**Exercise**.
Reproduce every entry exactly and leave its pictures out.

**Given records**.
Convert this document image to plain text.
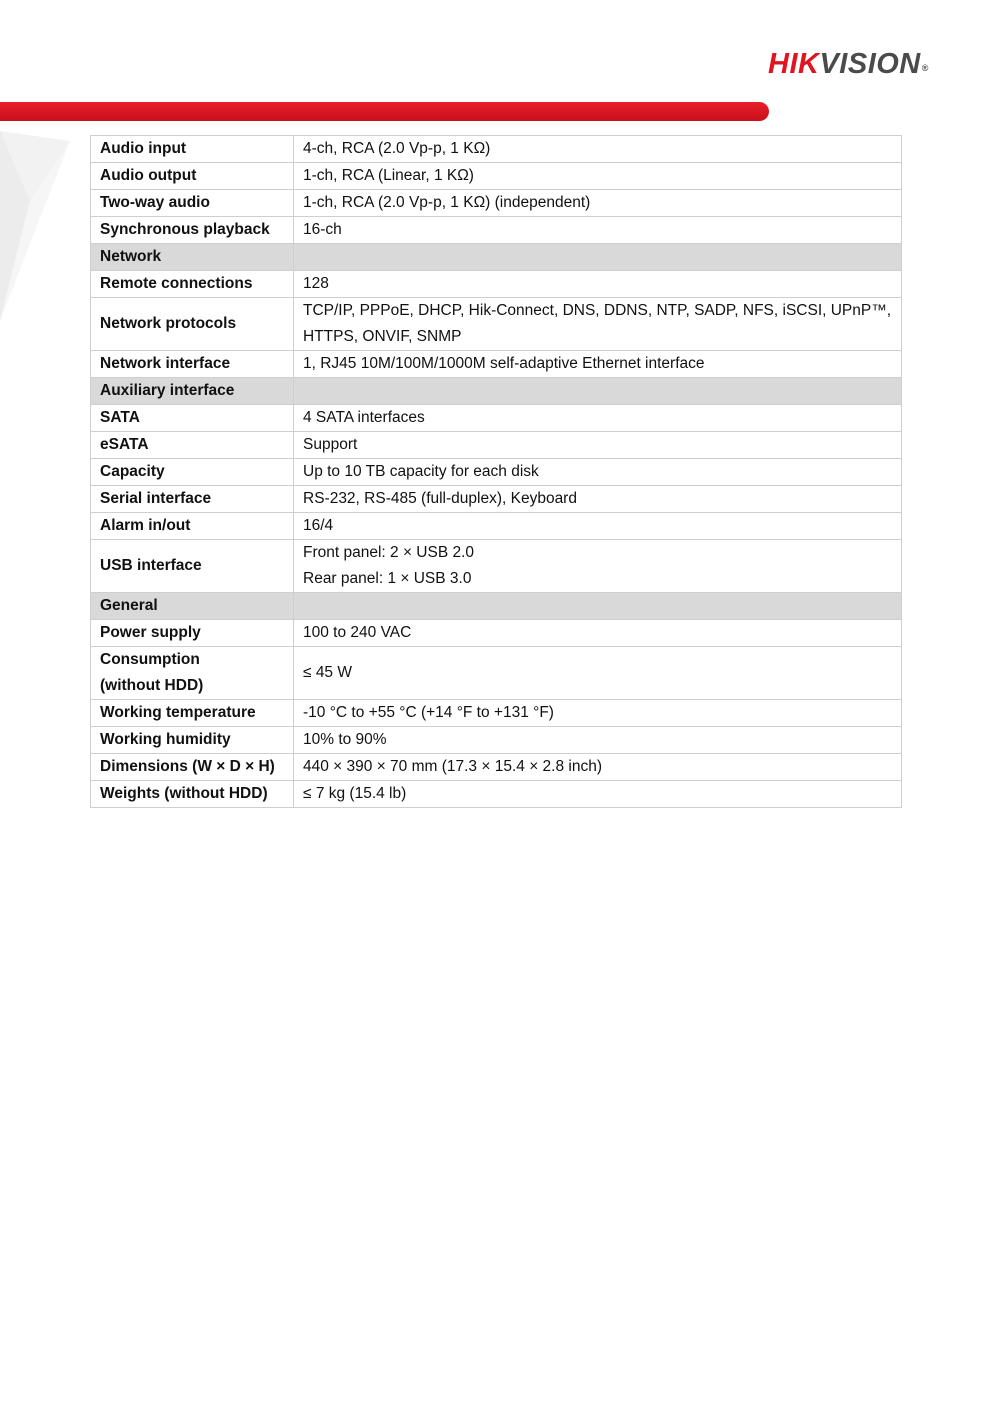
HIKVISION®
Audio input	4-ch, RCA (2.0 Vp-p, 1 KΩ)
Audio output	1-ch, RCA (Linear, 1 KΩ)
Two-way audio	1-ch, RCA (2.0 Vp-p, 1 KΩ) (independent)
Synchronous playback	16-ch
Network	
Remote connections	128
Network protocols	TCP/IP, PPPoE, DHCP, Hik-Connect, DNS, DDNS, NTP, SADP, NFS, iSCSI, UPnP™,
HTTPS, ONVIF, SNMP

Network interface	1, RJ45 10M/100M/1000M self-adaptive Ethernet interface
Auxiliary interface	
SATA	4 SATA interfaces
eSATA	Support
Capacity	Up to 10 TB capacity for each disk
Serial interface	RS-232, RS-485 (full-duplex), Keyboard
Alarm in/out	16/4
USB interface	Front panel: 2 × USB 2.0
Rear panel: 1 × USB 3.0

General	
Power supply	100 to 240 VAC

Consumption
(without HDD)	≤ 45 W
Working temperature	-10 °C to +55 °C (+14 °F to +131 °F)
Working humidity	10% to 90%
Dimensions (W × D × H)	440 × 390 × 70 mm (17.3 × 15.4 × 2.8 inch)
Weights (without HDD)	≤ 7 kg (15.4 lb)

**Solution**.
Convert this document image to plain text.
HIKVISION®
Audio input	4-ch, RCA (2.0 Vp-p, 1 KΩ)
Audio output	1-ch, RCA (Linear, 1 KΩ)
Two-way audio	1-ch, RCA (2.0 Vp-p, 1 KΩ) (independent)
Synchronous playback	16-ch
Network	
Remote connections	128
Network protocols	TCP/IP, PPPoE, DHCP, Hik-Connect, DNS, DDNS, NTP, SADP, NFS, iSCSI, UPnP™,
HTTPS, ONVIF, SNMP

Network interface	1, RJ45 10M/100M/1000M self-adaptive Ethernet interface
Auxiliary interface	
SATA	4 SATA interfaces
eSATA	Support
Capacity	Up to 10 TB capacity for each disk
Serial interface	RS-232, RS-485 (full-duplex), Keyboard
Alarm in/out	16/4
USB interface	Front panel: 2 × USB 2.0
Rear panel: 1 × USB 3.0

General	
Power supply	100 to 240 VAC

Consumption
(without HDD)	≤ 45 W
Working temperature	-10 °C to +55 °C (+14 °F to +131 °F)
Working humidity	10% to 90%
Dimensions (W × D × H)	440 × 390 × 70 mm (17.3 × 15.4 × 2.8 inch)
Weights (without HDD)	≤ 7 kg (15.4 lb)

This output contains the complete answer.